:: REQUIRED TASK ::
Where a line contains the word "rules", copy that line.

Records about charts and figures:

>>

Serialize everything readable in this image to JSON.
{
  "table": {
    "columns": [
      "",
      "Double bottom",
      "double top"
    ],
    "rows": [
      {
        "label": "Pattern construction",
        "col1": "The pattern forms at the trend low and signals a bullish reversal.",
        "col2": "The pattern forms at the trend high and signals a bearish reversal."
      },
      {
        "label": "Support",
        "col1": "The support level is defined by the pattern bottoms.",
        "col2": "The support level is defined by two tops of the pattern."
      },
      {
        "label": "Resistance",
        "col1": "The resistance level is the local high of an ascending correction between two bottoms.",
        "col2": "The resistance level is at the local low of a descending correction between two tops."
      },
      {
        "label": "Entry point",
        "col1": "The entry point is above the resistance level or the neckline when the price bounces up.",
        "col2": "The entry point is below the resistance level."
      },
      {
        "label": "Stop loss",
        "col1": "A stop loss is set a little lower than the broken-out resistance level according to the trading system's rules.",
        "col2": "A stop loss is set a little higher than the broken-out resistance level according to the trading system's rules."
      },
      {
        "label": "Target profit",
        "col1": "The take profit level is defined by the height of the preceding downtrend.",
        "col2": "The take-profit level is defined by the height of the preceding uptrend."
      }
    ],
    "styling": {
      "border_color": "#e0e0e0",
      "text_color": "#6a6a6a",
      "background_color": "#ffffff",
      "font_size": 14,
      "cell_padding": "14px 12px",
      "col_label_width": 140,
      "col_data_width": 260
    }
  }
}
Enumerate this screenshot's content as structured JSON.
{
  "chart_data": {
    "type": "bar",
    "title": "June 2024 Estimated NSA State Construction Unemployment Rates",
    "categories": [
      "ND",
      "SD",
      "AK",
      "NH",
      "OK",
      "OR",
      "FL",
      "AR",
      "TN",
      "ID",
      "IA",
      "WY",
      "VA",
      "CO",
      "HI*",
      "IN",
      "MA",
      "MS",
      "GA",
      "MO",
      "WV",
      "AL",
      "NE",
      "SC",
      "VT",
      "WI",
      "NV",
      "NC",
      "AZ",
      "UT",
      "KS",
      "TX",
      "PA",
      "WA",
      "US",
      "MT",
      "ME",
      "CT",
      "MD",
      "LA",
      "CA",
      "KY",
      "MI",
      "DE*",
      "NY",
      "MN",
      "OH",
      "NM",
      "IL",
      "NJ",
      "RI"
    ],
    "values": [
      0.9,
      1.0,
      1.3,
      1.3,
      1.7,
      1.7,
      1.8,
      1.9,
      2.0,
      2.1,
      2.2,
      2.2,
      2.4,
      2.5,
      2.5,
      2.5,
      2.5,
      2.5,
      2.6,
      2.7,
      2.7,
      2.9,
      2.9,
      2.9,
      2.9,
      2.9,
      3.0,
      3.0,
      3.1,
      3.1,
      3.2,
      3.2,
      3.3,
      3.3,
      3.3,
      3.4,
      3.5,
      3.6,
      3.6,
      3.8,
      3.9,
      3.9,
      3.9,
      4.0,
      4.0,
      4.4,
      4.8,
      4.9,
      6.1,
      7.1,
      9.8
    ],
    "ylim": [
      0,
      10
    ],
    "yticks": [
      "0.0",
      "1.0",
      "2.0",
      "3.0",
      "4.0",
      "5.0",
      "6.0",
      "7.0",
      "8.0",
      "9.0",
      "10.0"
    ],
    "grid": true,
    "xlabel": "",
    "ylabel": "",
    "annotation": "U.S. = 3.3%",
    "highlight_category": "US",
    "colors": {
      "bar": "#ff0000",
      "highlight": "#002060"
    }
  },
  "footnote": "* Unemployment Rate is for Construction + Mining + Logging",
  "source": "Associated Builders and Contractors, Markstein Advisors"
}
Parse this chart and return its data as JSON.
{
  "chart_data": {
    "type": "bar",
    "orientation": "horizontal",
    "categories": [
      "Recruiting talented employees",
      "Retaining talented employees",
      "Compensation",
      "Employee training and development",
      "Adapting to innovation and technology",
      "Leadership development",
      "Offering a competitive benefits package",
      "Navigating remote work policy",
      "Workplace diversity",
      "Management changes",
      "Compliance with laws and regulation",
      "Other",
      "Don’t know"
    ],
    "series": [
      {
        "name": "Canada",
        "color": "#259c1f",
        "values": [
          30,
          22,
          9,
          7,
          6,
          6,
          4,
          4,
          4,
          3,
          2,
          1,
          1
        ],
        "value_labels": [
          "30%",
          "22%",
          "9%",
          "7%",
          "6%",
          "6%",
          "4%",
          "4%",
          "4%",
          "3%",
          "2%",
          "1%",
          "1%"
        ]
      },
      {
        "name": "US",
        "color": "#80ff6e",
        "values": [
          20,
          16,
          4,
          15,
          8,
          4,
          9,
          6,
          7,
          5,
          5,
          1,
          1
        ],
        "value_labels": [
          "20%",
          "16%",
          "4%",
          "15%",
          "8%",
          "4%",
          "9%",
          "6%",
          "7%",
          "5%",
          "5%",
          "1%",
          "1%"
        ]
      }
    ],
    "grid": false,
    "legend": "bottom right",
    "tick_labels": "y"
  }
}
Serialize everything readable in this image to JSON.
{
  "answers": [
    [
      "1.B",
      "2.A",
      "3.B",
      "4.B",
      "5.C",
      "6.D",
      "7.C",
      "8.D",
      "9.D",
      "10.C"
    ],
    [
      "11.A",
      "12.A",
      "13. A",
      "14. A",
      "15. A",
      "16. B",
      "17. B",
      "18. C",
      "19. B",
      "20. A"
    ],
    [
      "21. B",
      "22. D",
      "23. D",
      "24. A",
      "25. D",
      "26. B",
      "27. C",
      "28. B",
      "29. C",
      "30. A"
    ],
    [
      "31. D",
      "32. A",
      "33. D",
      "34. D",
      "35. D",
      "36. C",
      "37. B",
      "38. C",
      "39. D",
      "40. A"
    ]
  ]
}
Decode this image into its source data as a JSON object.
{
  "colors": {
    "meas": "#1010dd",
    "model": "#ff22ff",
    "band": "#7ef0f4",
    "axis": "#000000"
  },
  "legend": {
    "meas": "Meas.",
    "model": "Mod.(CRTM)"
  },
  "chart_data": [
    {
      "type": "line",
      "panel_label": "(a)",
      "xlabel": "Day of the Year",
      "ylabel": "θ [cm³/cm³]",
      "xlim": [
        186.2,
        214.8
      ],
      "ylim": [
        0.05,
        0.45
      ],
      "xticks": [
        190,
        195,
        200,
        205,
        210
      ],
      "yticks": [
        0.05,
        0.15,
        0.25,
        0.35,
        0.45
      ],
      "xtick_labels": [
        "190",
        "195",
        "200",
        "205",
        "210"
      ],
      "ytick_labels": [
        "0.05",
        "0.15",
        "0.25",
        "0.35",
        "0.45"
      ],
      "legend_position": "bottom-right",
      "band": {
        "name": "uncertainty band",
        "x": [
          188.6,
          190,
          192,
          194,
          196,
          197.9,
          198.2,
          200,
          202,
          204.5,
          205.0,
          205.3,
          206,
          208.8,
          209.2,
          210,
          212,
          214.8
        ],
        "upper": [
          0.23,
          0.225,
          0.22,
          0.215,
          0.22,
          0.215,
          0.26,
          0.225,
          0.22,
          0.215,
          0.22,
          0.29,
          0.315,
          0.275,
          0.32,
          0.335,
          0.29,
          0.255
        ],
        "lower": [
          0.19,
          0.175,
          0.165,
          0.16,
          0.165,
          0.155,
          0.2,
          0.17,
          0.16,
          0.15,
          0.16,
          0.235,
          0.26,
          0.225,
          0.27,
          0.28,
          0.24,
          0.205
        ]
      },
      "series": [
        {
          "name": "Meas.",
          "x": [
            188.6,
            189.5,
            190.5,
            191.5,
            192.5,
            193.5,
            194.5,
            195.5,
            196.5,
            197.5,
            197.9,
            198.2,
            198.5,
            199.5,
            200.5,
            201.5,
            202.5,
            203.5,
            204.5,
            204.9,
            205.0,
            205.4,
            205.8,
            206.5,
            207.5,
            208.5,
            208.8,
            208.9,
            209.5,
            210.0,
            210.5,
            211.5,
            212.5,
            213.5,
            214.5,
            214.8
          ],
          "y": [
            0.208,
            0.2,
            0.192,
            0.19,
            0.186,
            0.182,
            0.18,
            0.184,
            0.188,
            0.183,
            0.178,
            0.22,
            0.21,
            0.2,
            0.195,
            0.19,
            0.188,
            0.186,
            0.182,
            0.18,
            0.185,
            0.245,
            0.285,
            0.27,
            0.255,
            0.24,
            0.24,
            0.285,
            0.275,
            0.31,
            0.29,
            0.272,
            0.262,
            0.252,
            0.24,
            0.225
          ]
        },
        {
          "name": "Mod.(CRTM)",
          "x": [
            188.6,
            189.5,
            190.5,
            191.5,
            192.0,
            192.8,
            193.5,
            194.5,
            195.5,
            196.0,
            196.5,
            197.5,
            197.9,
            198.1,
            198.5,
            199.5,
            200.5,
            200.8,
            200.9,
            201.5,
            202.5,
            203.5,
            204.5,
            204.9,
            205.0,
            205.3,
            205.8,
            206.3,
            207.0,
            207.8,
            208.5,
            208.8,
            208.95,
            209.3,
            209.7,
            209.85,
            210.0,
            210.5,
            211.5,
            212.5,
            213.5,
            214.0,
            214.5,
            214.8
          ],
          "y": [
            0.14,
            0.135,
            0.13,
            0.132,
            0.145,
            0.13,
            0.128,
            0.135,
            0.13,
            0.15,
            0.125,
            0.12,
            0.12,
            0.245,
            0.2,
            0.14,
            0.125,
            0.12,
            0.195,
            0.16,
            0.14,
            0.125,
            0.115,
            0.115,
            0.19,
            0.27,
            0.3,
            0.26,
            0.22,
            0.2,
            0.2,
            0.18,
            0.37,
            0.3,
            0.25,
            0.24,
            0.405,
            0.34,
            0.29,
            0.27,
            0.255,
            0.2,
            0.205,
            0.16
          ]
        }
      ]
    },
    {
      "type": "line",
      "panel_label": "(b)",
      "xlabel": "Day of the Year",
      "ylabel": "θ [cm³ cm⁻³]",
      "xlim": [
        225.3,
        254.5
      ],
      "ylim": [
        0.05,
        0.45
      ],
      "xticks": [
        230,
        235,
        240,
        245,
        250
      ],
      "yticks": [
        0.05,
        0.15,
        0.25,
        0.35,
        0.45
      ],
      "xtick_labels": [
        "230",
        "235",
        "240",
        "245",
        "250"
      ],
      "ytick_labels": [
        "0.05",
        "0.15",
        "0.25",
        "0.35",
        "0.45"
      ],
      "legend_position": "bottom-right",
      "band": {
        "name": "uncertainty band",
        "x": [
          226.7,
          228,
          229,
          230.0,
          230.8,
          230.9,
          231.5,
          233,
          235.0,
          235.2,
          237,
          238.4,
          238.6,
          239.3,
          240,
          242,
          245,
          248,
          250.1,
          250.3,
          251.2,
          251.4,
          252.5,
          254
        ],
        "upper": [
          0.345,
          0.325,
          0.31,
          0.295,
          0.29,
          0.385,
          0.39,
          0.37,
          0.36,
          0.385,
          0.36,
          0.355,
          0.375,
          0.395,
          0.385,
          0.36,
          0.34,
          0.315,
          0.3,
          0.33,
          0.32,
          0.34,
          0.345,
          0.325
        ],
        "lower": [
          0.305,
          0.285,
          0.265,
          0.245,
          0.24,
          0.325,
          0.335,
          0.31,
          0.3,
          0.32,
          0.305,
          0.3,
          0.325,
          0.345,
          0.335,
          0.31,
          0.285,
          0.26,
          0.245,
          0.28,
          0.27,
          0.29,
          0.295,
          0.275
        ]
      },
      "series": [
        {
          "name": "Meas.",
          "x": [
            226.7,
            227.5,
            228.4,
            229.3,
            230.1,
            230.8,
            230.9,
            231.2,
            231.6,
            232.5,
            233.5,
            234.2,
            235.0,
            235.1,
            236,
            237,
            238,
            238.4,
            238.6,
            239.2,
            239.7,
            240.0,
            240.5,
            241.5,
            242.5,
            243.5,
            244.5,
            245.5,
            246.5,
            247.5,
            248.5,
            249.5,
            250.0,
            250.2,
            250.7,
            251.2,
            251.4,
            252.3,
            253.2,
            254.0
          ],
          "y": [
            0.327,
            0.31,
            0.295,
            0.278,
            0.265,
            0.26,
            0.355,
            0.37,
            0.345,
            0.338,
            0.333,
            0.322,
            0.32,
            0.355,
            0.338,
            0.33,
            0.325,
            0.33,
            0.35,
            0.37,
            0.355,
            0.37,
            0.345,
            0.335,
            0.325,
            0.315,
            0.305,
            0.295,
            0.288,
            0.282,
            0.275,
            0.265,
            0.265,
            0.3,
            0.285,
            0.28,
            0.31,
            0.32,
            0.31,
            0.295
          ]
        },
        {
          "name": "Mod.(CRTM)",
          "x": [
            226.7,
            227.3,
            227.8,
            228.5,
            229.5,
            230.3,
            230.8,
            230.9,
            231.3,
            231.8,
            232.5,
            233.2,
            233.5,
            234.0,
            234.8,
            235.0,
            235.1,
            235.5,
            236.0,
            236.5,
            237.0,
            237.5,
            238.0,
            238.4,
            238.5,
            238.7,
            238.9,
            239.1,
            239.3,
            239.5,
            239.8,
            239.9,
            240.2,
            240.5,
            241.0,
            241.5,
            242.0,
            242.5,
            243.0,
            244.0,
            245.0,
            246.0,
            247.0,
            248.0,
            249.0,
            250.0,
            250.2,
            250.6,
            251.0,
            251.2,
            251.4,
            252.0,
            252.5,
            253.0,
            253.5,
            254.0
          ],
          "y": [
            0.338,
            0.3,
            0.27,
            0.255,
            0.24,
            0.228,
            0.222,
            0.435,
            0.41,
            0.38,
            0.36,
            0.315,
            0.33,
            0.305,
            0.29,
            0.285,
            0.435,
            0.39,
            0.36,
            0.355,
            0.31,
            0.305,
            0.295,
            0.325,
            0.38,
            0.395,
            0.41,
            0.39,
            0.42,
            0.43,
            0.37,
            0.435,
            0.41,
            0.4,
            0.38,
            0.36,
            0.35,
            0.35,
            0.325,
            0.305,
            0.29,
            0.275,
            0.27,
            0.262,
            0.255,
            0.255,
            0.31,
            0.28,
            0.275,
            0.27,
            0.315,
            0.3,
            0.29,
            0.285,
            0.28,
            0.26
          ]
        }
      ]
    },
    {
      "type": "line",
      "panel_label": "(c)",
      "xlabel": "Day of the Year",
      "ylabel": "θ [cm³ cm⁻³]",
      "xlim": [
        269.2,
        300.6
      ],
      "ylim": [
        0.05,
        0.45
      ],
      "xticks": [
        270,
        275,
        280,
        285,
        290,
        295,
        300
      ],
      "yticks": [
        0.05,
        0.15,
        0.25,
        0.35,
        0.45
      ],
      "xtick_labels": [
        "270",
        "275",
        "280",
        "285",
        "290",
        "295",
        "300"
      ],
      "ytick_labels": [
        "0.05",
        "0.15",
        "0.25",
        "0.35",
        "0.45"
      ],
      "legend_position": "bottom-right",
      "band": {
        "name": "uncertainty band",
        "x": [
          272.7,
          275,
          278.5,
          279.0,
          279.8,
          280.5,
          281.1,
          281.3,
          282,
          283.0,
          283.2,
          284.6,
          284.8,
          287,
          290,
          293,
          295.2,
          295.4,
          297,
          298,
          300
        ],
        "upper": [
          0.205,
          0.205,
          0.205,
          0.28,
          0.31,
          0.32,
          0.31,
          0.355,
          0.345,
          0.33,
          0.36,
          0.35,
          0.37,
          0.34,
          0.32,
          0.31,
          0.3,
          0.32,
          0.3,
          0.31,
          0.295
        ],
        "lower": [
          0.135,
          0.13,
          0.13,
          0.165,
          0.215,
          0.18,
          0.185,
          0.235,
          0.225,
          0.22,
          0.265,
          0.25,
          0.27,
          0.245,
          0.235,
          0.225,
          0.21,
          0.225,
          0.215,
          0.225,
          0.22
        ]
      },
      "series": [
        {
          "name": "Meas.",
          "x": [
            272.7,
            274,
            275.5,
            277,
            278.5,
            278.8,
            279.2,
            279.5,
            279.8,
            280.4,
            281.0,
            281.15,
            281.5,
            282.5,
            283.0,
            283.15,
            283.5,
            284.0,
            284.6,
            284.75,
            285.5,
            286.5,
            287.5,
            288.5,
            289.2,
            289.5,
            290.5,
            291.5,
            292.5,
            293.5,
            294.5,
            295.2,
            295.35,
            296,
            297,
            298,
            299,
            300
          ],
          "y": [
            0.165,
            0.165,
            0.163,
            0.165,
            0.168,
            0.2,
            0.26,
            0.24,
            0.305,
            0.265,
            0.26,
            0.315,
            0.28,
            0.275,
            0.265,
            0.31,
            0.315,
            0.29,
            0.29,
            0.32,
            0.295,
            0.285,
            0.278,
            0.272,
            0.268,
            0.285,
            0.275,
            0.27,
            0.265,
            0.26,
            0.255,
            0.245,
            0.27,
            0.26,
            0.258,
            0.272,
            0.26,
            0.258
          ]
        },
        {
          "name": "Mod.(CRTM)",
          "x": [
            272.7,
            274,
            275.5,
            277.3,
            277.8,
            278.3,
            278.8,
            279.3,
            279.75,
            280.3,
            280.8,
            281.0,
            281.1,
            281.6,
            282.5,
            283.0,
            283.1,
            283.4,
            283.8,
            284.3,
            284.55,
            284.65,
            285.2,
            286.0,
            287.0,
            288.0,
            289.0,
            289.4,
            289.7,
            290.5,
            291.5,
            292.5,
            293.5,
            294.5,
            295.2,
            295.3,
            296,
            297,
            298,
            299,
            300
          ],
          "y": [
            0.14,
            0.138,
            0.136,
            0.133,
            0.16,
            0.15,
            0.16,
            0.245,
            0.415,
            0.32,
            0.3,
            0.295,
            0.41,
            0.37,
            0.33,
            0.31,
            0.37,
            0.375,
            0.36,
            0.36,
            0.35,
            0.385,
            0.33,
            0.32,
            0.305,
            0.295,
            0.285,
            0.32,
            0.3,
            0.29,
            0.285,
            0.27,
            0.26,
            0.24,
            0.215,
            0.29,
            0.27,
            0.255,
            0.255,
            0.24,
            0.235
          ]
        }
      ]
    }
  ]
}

<<

:: REPLY ::
        "col1": "A stop loss is set a little lower than the broken-out resistance level according to the trading system's rules.",
        "col2": "A stop loss is set a little higher than the broken-out resistance level according to the trading system's rules."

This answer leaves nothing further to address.